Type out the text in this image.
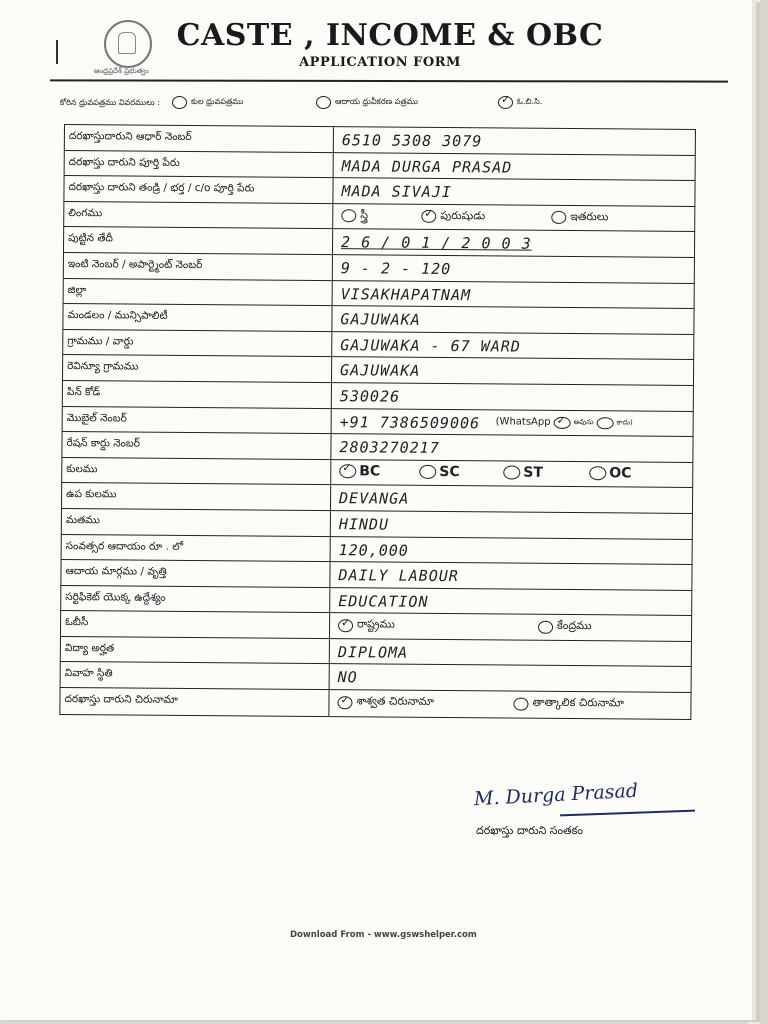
ఆంధ్రప్రదేశ్ ప్రభుత్వం
CASTE , INCOME & OBC
APPLICATION FORM
కోరిన ధ్రువపత్రము వివరములు :	కుల ధ్రువపత్రము	ఆదాయ ధ్రువీకరణ పత్రము ✓	ఓ.బి.సి.
దరఖాస్తుదారుని ఆధార్ నెంబర్	6510 5308 3079
దరఖాస్తు దారుని పూర్తి పేరు	MADA DURGA PRASAD
దరఖాస్తు దారుని తండ్రి / భర్త / c/o పూర్తి పేరు	MADA SIVAJI
లింగము	స్త్రీ ✓	పురుషుడు	ఇతరులు
పుట్టిన తేదీ	2 6 / 0 1 / 2 0 0 3
ఇంటి నెంబర్ / అపార్ట్మెంట్ నెంబర్	9 - 2 - 120
జిల్లా	VISAKHAPATNAM
మండలం / మున్సిపాలిటీ	GAJUWAKA
గ్రామము / వార్డు	GAJUWAKA - 67 WARD
రెవిన్యూ గ్రామము	GAJUWAKA
పిన్ కోడ్	530026
మొబైల్ నెంబర్	+91 7386509006 (WhatsApp ✓	అవును	కాదు)
రేషన్ కార్డు నెంబర్	2803270217
కులము ✓	BC	SC	ST	OC
ఉప కులము	DEVANGA
మతము	HINDU
సంవత్సర ఆదాయం రూ . లో	120,000
ఆదాయ మార్గము / వృత్తి	DAILY LABOUR
సర్టిఫికెట్ యొక్క ఉద్దేశ్యం	EDUCATION
ఓబీసీ ✓	రాష్ట్రము	కేంద్రము
విద్యా అర్హత	DIPLOMA
వివాహ స్థితి	NO
దరఖాస్తు దారుని చిరునామా ✓	శాశ్వత చిరునామా	తాత్కాలిక చిరునామా
M. Durga Prasad
దరఖాస్తు దారుని సంతకం
Download From - www.gswshelper.com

○ ○ ○ ○ ○

:: GIVEN PROBLEM ::
Write out each entry exactly as given, omitting any picture.

:: TASK SOLUTION ::
Type out the text in this image.
ఆంధ్రప్రదేశ్ ప్రభుత్వం
CASTE , INCOME & OBC
APPLICATION FORM
కోరిన ధ్రువపత్రము వివరములు :	కుల ధ్రువపత్రము	ఆదాయ ధ్రువీకరణ పత్రము ✓	ఓ.బి.సి.
దరఖాస్తుదారుని ఆధార్ నెంబర్	6510 5308 3079
దరఖాస్తు దారుని పూర్తి పేరు	MADA DURGA PRASAD
దరఖాస్తు దారుని తండ్రి / భర్త / c/o పూర్తి పేరు	MADA SIVAJI
లింగము	స్త్రీ ✓	పురుషుడు	ఇతరులు
పుట్టిన తేదీ	2 6 / 0 1 / 2 0 0 3
ఇంటి నెంబర్ / అపార్ట్మెంట్ నెంబర్	9 - 2 - 120
జిల్లా	VISAKHAPATNAM
మండలం / మున్సిపాలిటీ	GAJUWAKA
గ్రామము / వార్డు	GAJUWAKA - 67 WARD
రెవిన్యూ గ్రామము	GAJUWAKA
పిన్ కోడ్	530026
మొబైల్ నెంబర్	+91 7386509006 (WhatsApp ✓	అవును	కాదు)
రేషన్ కార్డు నెంబర్	2803270217
కులము ✓	BC	SC	ST	OC
ఉప కులము	DEVANGA
మతము	HINDU
సంవత్సర ఆదాయం రూ . లో	120,000
ఆదాయ మార్గము / వృత్తి	DAILY LABOUR
సర్టిఫికెట్ యొక్క ఉద్దేశ్యం	EDUCATION
ఓబీసీ ✓	రాష్ట్రము	కేంద్రము
విద్యా అర్హత	DIPLOMA
వివాహ స్థితి	NO
దరఖాస్తు దారుని చిరునామా ✓	శాశ్వత చిరునామా	తాత్కాలిక చిరునామా
M. Durga Prasad
దరఖాస్తు దారుని సంతకం
Download From - www.gswshelper.com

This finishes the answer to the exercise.